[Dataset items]
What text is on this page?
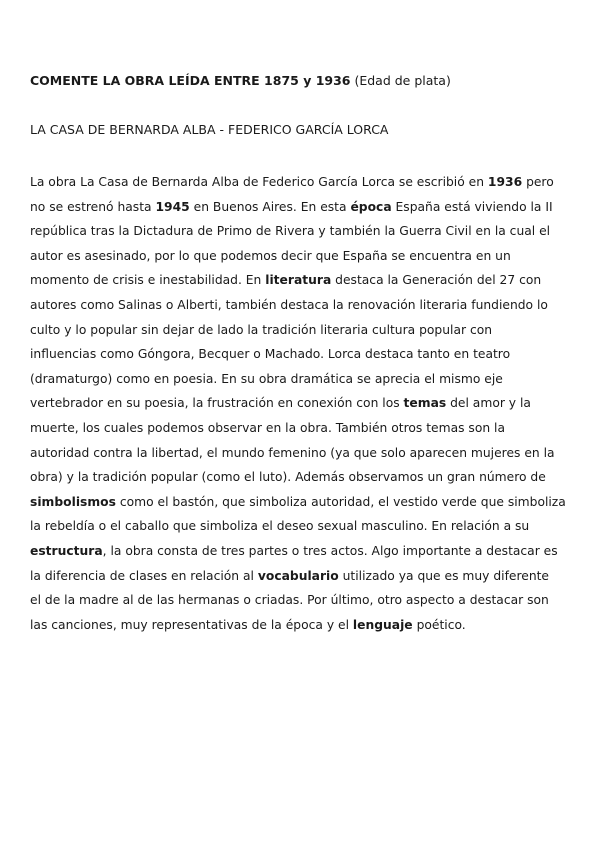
COMENTE LA OBRA LEÍDA ENTRE 1875 y 1936 (Edad de plata)
LA CASA DE BERNARDA ALBA - FEDERICO GARCÍA LORCA
La obra La Casa de Bernarda Alba de Federico García Lorca se escribió en 1936 pero
no se estrenó hasta 1945 en Buenos Aires. En esta época España está viviendo la II
república tras la Dictadura de Primo de Rivera y también la Guerra Civil en la cual el
autor es asesinado, por lo que podemos decir que España se encuentra en un
momento de crisis e inestabilidad. En literatura destaca la Generación del 27 con
autores como Salinas o Alberti, también destaca la renovación literaria fundiendo lo
culto y lo popular sin dejar de lado la tradición literaria cultura popular con
influencias como Góngora, Becquer o Machado. Lorca destaca tanto en teatro
(dramaturgo) como en poesia. En su obra dramática se aprecia el mismo eje
vertebrador en su poesia, la frustración en conexión con los temas del amor y la
muerte, los cuales podemos observar en la obra. También otros temas son la
autoridad contra la libertad, el mundo femenino (ya que solo aparecen mujeres en la
obra) y la tradición popular (como el luto). Además observamos un gran número de
simbolismos como el bastón, que simboliza autoridad, el vestido verde que simboliza
la rebeldía o el caballo que simboliza el deseo sexual masculino. En relación a su
estructura, la obra consta de tres partes o tres actos. Algo importante a destacar es
la diferencia de clases en relación al vocabulario utilizado ya que es muy diferente
el de la madre al de las hermanas o criadas. Por último, otro aspecto a destacar son
las canciones, muy representativas de la época y el lenguaje poético.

Task statement: Transcribe all of the material exactly, leaving out whatever pictures it contains.

Solution:
What text is on this page?
COMENTE LA OBRA LEÍDA ENTRE 1875 y 1936 (Edad de plata)
LA CASA DE BERNARDA ALBA - FEDERICO GARCÍA LORCA
La obra La Casa de Bernarda Alba de Federico García Lorca se escribió en 1936 pero
no se estrenó hasta 1945 en Buenos Aires. En esta época España está viviendo la II
república tras la Dictadura de Primo de Rivera y también la Guerra Civil en la cual el
autor es asesinado, por lo que podemos decir que España se encuentra en un
momento de crisis e inestabilidad. En literatura destaca la Generación del 27 con
autores como Salinas o Alberti, también destaca la renovación literaria fundiendo lo
culto y lo popular sin dejar de lado la tradición literaria cultura popular con
influencias como Góngora, Becquer o Machado. Lorca destaca tanto en teatro
(dramaturgo) como en poesia. En su obra dramática se aprecia el mismo eje
vertebrador en su poesia, la frustración en conexión con los temas del amor y la
muerte, los cuales podemos observar en la obra. También otros temas son la
autoridad contra la libertad, el mundo femenino (ya que solo aparecen mujeres en la
obra) y la tradición popular (como el luto). Además observamos un gran número de
simbolismos como el bastón, que simboliza autoridad, el vestido verde que simboliza
la rebeldía o el caballo que simboliza el deseo sexual masculino. En relación a su
estructura, la obra consta de tres partes o tres actos. Algo importante a destacar es
la diferencia de clases en relación al vocabulario utilizado ya que es muy diferente
el de la madre al de las hermanas o criadas. Por último, otro aspecto a destacar son
las canciones, muy representativas de la época y el lenguaje poético.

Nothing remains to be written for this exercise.